### Instruction
Take the material below and write it all out again exactly.
# Start of Information supplied
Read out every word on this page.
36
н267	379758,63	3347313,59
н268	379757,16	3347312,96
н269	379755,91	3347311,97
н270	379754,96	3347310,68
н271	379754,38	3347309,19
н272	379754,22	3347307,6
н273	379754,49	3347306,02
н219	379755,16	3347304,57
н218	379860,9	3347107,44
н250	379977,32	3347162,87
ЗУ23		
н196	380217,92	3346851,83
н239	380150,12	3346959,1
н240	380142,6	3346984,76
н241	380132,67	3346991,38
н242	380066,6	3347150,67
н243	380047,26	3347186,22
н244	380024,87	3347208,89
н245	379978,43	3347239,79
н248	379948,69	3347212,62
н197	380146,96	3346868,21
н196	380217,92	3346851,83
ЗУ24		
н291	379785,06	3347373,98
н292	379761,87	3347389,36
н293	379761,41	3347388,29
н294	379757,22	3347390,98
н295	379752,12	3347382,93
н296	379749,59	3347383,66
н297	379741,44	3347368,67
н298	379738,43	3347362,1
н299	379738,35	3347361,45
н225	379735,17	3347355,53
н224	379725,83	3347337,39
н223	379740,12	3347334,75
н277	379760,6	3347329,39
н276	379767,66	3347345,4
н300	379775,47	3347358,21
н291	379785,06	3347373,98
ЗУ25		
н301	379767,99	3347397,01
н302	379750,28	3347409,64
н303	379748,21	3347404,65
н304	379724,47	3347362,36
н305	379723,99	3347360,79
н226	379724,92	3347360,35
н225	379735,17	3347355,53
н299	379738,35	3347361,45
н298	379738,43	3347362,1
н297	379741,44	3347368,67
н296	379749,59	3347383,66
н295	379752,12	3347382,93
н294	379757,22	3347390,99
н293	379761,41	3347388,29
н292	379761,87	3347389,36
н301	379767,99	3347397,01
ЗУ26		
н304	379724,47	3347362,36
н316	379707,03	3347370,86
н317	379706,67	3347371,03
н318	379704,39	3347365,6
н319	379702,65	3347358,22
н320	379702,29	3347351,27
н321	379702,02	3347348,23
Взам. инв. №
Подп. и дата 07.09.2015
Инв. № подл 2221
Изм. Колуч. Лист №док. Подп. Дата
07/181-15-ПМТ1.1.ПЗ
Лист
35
# End of Information supplied
### Answer to this problem
Read out every word on this page.
36
н267	379758,63	3347313,59
н268	379757,16	3347312,96
н269	379755,91	3347311,97
н270	379754,96	3347310,68
н271	379754,38	3347309,19
н272	379754,22	3347307,6
н273	379754,49	3347306,02
н219	379755,16	3347304,57
н218	379860,9	3347107,44
н250	379977,32	3347162,87
ЗУ23		
н196	380217,92	3346851,83
н239	380150,12	3346959,1
н240	380142,6	3346984,76
н241	380132,67	3346991,38
н242	380066,6	3347150,67
н243	380047,26	3347186,22
н244	380024,87	3347208,89
н245	379978,43	3347239,79
н248	379948,69	3347212,62
н197	380146,96	3346868,21
н196	380217,92	3346851,83
ЗУ24		
н291	379785,06	3347373,98
н292	379761,87	3347389,36
н293	379761,41	3347388,29
н294	379757,22	3347390,98
н295	379752,12	3347382,93
н296	379749,59	3347383,66
н297	379741,44	3347368,67
н298	379738,43	3347362,1
н299	379738,35	3347361,45
н225	379735,17	3347355,53
н224	379725,83	3347337,39
н223	379740,12	3347334,75
н277	379760,6	3347329,39
н276	379767,66	3347345,4
н300	379775,47	3347358,21
н291	379785,06	3347373,98
ЗУ25		
н301	379767,99	3347397,01
н302	379750,28	3347409,64
н303	379748,21	3347404,65
н304	379724,47	3347362,36
н305	379723,99	3347360,79
н226	379724,92	3347360,35
н225	379735,17	3347355,53
н299	379738,35	3347361,45
н298	379738,43	3347362,1
н297	379741,44	3347368,67
н296	379749,59	3347383,66
н295	379752,12	3347382,93
н294	379757,22	3347390,99
н293	379761,41	3347388,29
н292	379761,87	3347389,36
н301	379767,99	3347397,01
ЗУ26		
н304	379724,47	3347362,36
н316	379707,03	3347370,86
н317	379706,67	3347371,03
н318	379704,39	3347365,6
н319	379702,65	3347358,22
н320	379702,29	3347351,27
н321	379702,02	3347348,23
Взам. инв. №
Подп. и дата 07.09.2015
Инв. № подл 2221
Изм. Колуч. Лист №док. Подп. Дата
07/181-15-ПМТ1.1.ПЗ
Лист
35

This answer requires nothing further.